◆ **TASK TO COMPLETE**
Transcribe every line exactly and omit anything that is a picture.

%%

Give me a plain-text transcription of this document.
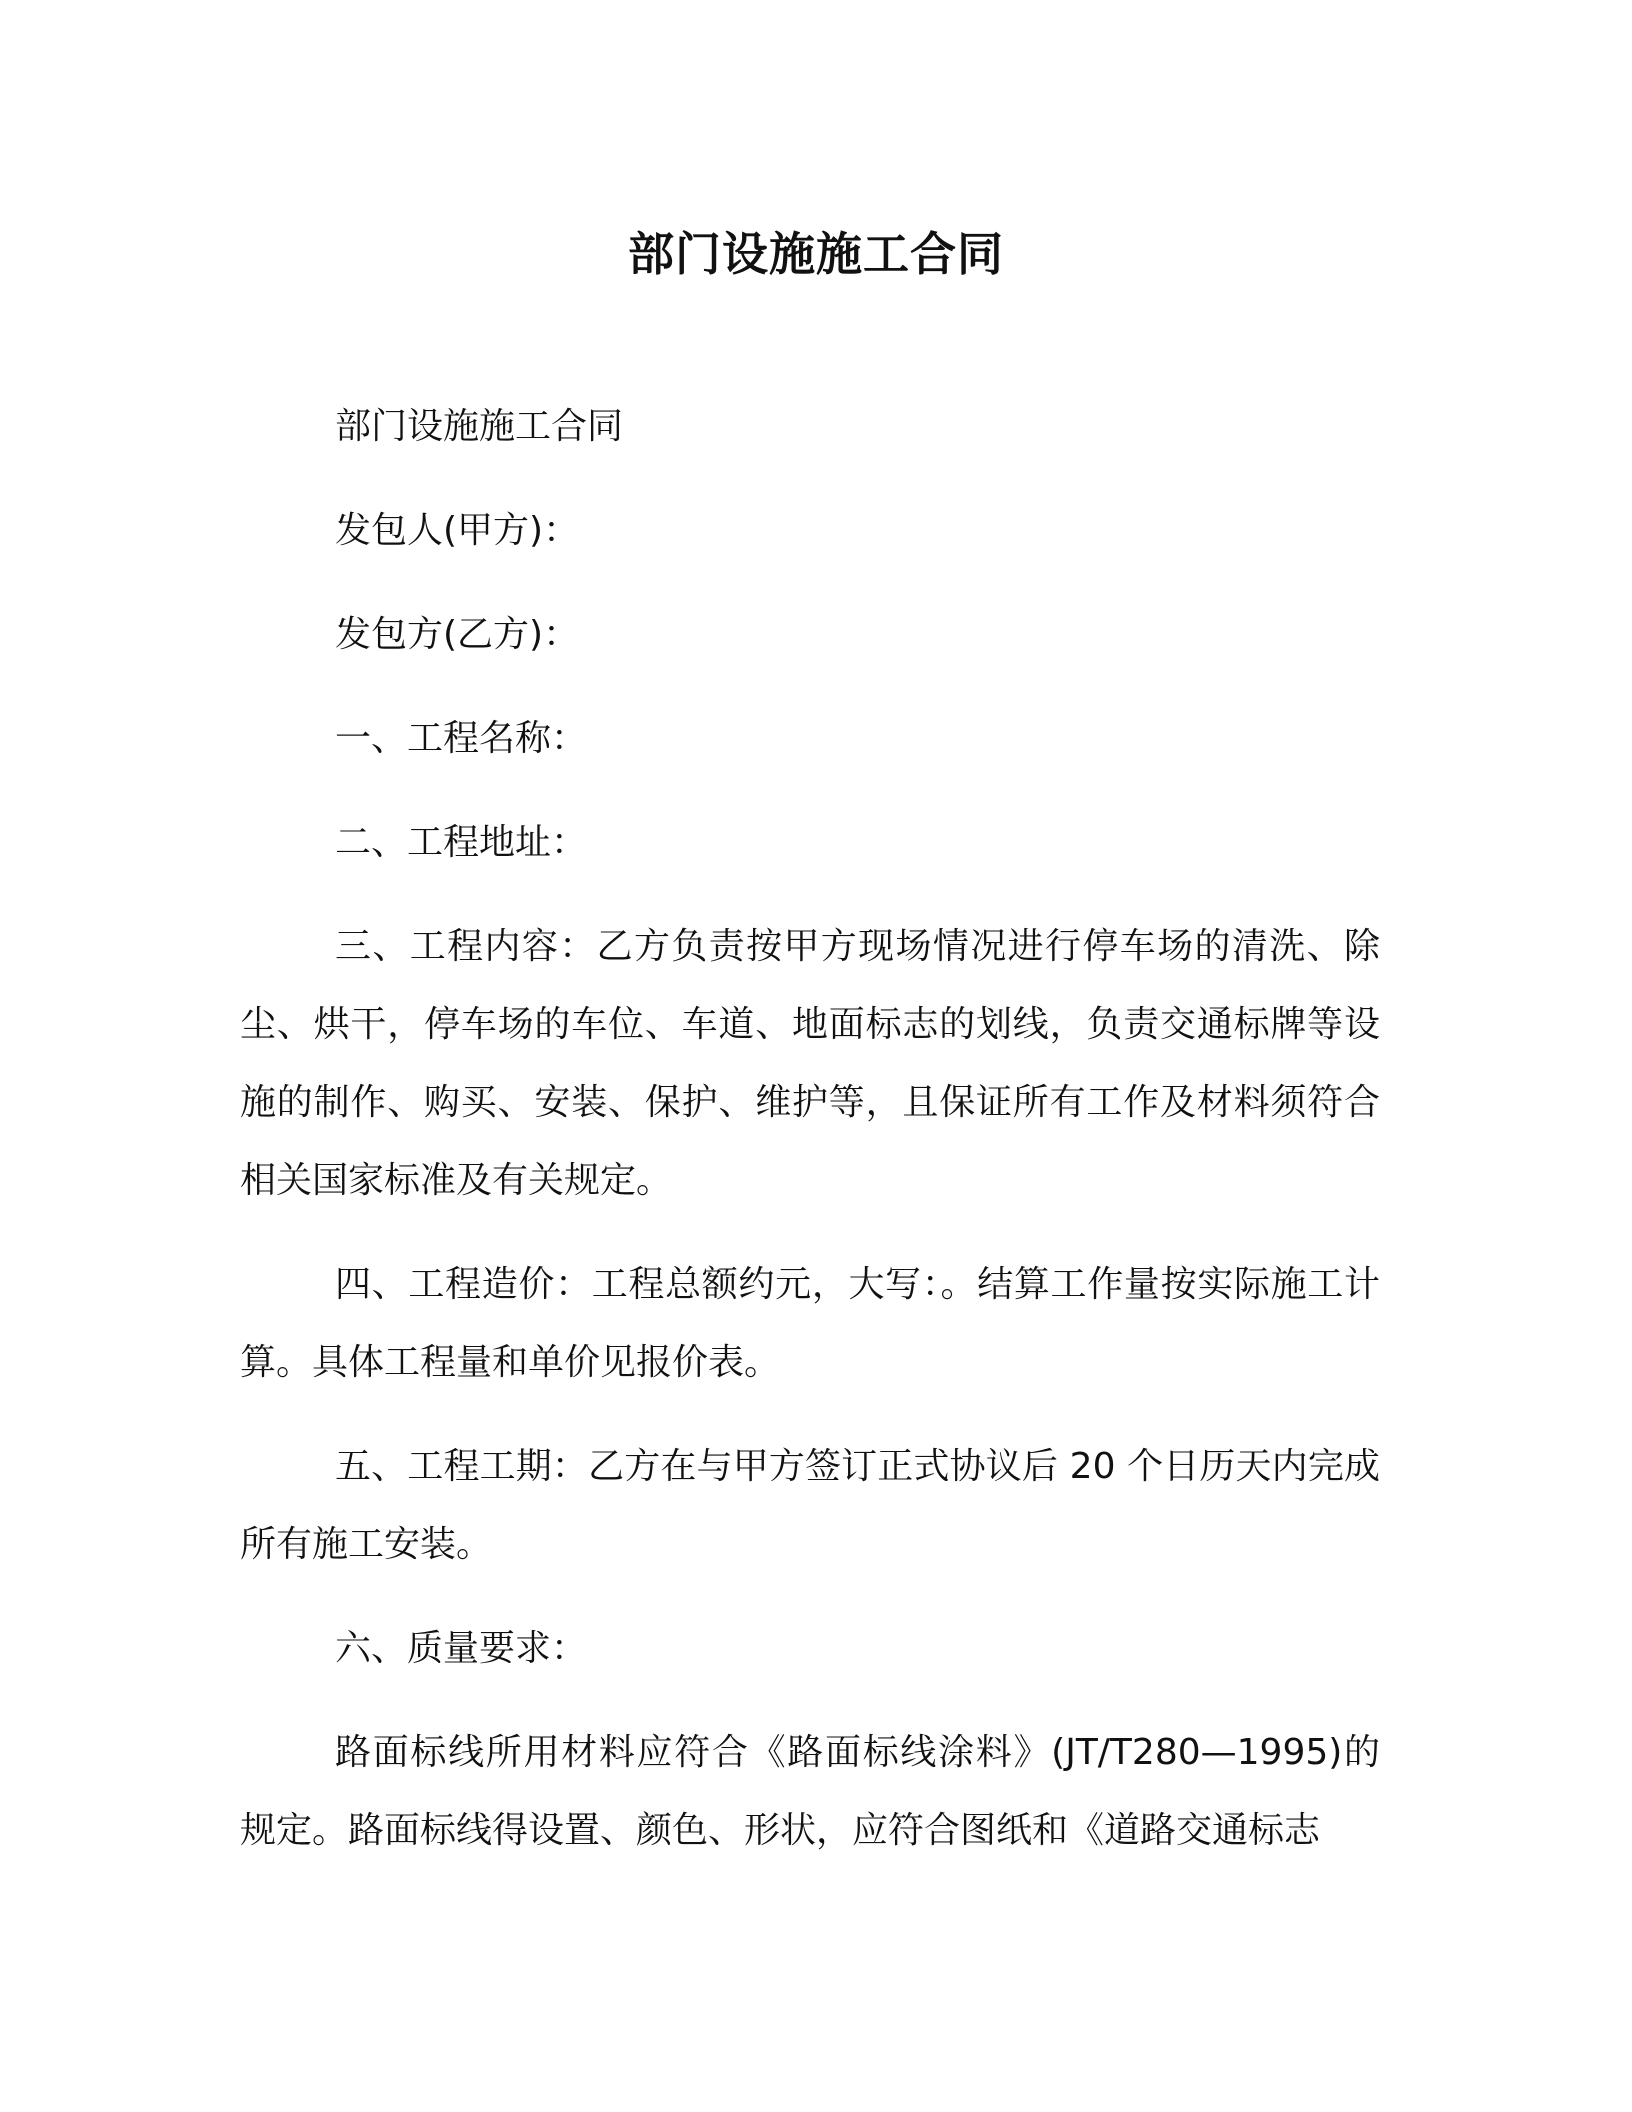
部门设施施工合同

部门设施施工合同

发包人(甲方)：

发包方(乙方)：

一、工程名称：

二、工程地址：

三、工程内容：乙方负责按甲方现场情况进行停车场的清洗、除尘、烘干，停车场的车位、车道、地面标志的划线，负责交通标牌等设施的制作、购买、安装、保护、维护等，且保证所有工作及材料须符合相关国家标准及有关规定。

四、工程造价：工程总额约元，大写：。结算工作量按实际施工计算。具体工程量和单价见报价表。

五、工程工期：乙方在与甲方签订正式协议后 20 个日历天内完成所有施工安装。

六、质量要求：

路面标线所用材料应符合《路面标线涂料》(JT/T280—1995)的规定。路面标线得设置、颜色、形状，应符合图纸和《道路交通标志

%%

◆ **PROBLEM SOLUTION**
Give me a plain-text transcription of this document.
部门设施施工合同

部门设施施工合同

发包人(甲方)：

发包方(乙方)：

一、工程名称：

二、工程地址：

三、工程内容：乙方负责按甲方现场情况进行停车场的清洗、除尘、烘干，停车场的车位、车道、地面标志的划线，负责交通标牌等设施的制作、购买、安装、保护、维护等，且保证所有工作及材料须符合相关国家标准及有关规定。

四、工程造价：工程总额约元，大写：。结算工作量按实际施工计算。具体工程量和单价见报价表。

五、工程工期：乙方在与甲方签订正式协议后 20 个日历天内完成所有施工安装。

六、质量要求：

路面标线所用材料应符合《路面标线涂料》(JT/T280—1995)的规定。路面标线得设置、颜色、形状，应符合图纸和《道路交通标志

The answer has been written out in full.